• [EXERCISE TASK] What you return should match every record exactly, with the images removed.

• [INFORMATION GIVEN]
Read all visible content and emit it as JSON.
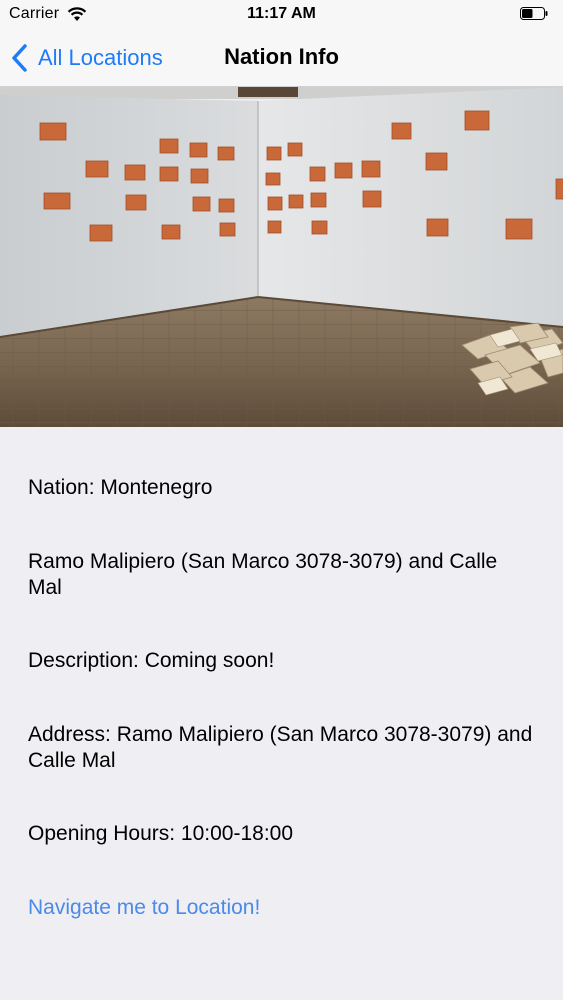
{
  "status_bar": {
    "carrier": "Carrier",
    "time": "11:17 AM",
    "wifi_icon": "wifi-icon",
    "battery_icon": "battery-icon",
    "battery_level": 0.5
  },
  "nav": {
    "back_label": "All Locations",
    "back_icon": "chevron-left-icon",
    "title": "Nation Info"
  },
  "hero_image": {
    "description": "gallery-room-photo"
  },
  "details": {
    "nation": "Nation: Montenegro",
    "venue": "Ramo Malipiero (San Marco 3078-3079) and Calle Mal",
    "description": "Description: Coming soon!",
    "address": "Address: Ramo Malipiero (San Marco 3078-3079) and Calle Mal",
    "hours": "Opening Hours: 10:00-18:00",
    "navigate_link": "Navigate me to Location!"
  },
  "colors": {
    "accent": "#1f7cf6",
    "link": "#4a8ae8",
    "background": "#efeef3",
    "bar": "#f7f7f8"
  }
}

• [SOLUTION TO THE EXERCISE]
Read all visible content and emit it as JSON.
{
  "status_bar": {
    "carrier": "Carrier",
    "time": "11:17 AM",
    "wifi_icon": "wifi-icon",
    "battery_icon": "battery-icon",
    "battery_level": 0.5
  },
  "nav": {
    "back_label": "All Locations",
    "back_icon": "chevron-left-icon",
    "title": "Nation Info"
  },
  "hero_image": {
    "description": "gallery-room-photo"
  },
  "details": {
    "nation": "Nation: Montenegro",
    "venue": "Ramo Malipiero (San Marco 3078-3079) and Calle Mal",
    "description": "Description: Coming soon!",
    "address": "Address: Ramo Malipiero (San Marco 3078-3079) and Calle Mal",
    "hours": "Opening Hours: 10:00-18:00",
    "navigate_link": "Navigate me to Location!"
  },
  "colors": {
    "accent": "#1f7cf6",
    "link": "#4a8ae8",
    "background": "#efeef3",
    "bar": "#f7f7f8"
  }
}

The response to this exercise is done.